TASK TO COMPLETE: Collect each line holding the string "商标权使用权转让合同".

— BEGIN PROVIDED DATA —

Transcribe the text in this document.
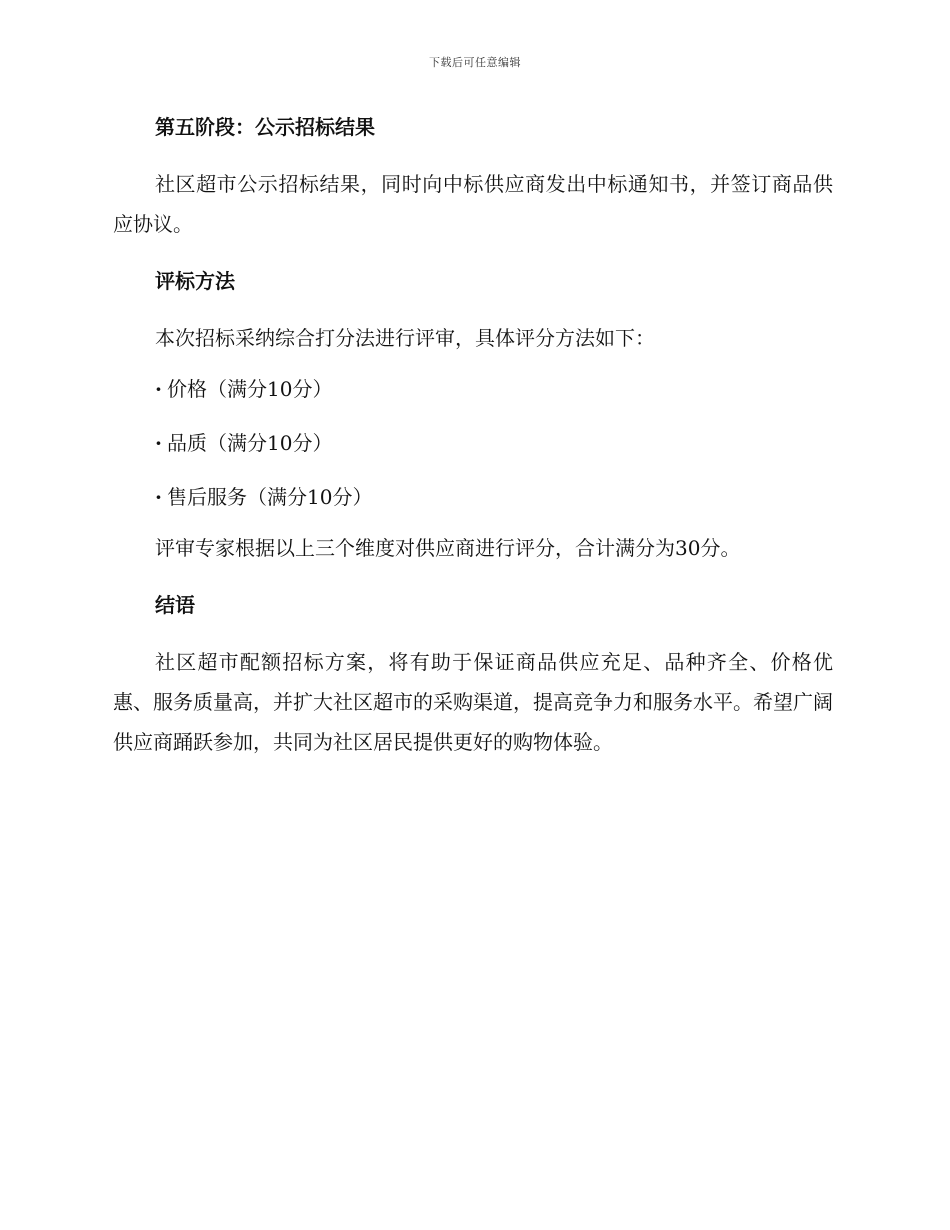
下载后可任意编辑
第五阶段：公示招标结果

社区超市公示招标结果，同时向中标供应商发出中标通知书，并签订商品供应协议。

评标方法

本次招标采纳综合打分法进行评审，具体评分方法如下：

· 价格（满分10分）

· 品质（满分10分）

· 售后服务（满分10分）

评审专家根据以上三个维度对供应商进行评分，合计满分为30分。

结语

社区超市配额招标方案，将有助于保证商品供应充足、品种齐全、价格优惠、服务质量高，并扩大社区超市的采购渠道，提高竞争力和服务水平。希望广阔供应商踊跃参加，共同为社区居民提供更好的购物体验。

— END PROVIDED DATA —
— BEGIN PROVIDED DATA —

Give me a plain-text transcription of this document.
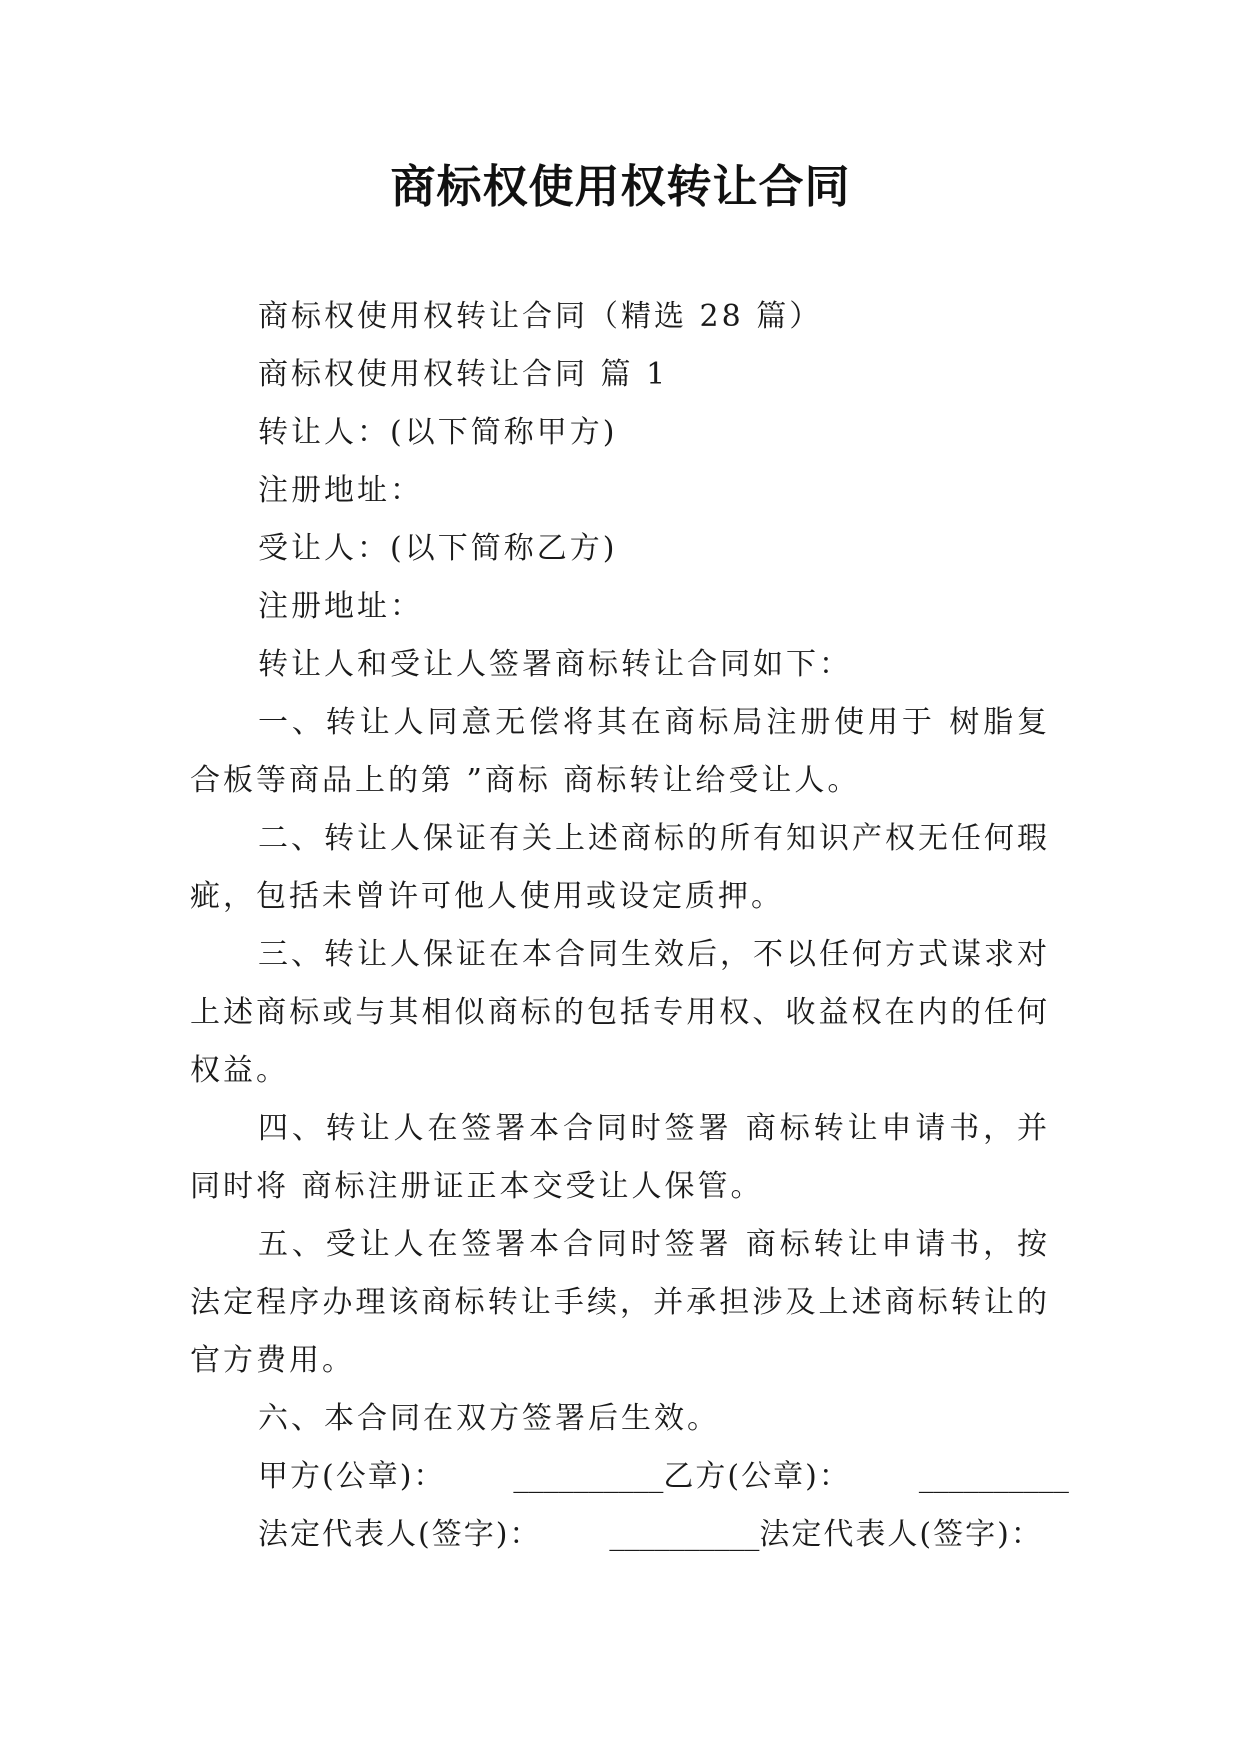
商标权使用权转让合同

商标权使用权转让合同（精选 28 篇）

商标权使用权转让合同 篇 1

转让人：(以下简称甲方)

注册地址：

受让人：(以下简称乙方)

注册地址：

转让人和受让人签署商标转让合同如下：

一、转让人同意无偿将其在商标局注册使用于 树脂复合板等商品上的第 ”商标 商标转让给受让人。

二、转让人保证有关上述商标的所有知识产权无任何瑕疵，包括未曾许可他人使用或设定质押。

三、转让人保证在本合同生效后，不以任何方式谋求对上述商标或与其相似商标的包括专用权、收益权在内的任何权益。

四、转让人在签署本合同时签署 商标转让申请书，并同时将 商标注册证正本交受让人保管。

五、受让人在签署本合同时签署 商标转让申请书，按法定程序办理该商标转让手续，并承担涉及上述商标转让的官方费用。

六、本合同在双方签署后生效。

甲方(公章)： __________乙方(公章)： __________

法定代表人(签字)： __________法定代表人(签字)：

— END PROVIDED DATA —
— BEGIN PROVIDED DATA —

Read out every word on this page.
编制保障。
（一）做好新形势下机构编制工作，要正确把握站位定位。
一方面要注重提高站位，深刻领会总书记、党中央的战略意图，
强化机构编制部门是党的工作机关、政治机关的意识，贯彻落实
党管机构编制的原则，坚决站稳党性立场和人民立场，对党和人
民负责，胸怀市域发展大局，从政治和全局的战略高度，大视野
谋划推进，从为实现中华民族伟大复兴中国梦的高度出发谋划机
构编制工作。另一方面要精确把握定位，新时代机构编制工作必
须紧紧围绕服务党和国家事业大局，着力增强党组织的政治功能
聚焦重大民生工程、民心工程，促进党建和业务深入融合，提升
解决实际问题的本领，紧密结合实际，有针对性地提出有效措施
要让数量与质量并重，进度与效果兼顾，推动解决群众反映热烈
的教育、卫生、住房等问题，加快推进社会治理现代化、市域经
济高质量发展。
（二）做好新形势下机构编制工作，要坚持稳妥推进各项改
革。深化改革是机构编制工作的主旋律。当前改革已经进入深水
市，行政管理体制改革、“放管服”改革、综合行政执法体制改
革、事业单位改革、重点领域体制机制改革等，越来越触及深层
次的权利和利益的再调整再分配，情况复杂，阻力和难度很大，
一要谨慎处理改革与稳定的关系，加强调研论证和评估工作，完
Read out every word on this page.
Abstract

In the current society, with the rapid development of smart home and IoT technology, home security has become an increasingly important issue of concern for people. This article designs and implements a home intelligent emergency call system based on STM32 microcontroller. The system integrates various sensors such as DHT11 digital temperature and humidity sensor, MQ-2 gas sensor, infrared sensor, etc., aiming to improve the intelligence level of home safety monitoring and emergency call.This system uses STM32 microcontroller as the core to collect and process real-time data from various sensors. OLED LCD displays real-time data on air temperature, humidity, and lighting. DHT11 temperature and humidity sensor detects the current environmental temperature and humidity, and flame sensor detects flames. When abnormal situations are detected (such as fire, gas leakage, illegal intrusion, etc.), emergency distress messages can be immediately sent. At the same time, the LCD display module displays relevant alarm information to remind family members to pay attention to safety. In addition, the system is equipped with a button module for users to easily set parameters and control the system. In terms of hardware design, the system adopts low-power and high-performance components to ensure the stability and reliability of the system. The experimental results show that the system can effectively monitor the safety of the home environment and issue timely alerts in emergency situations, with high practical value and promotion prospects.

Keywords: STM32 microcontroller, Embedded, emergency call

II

— END PROVIDED DATA —

SOLUTION FOR THIS EXERCISE:
商标权使用权转让合同
商标权使用权转让合同（精选 28 篇）
商标权使用权转让合同 篇 1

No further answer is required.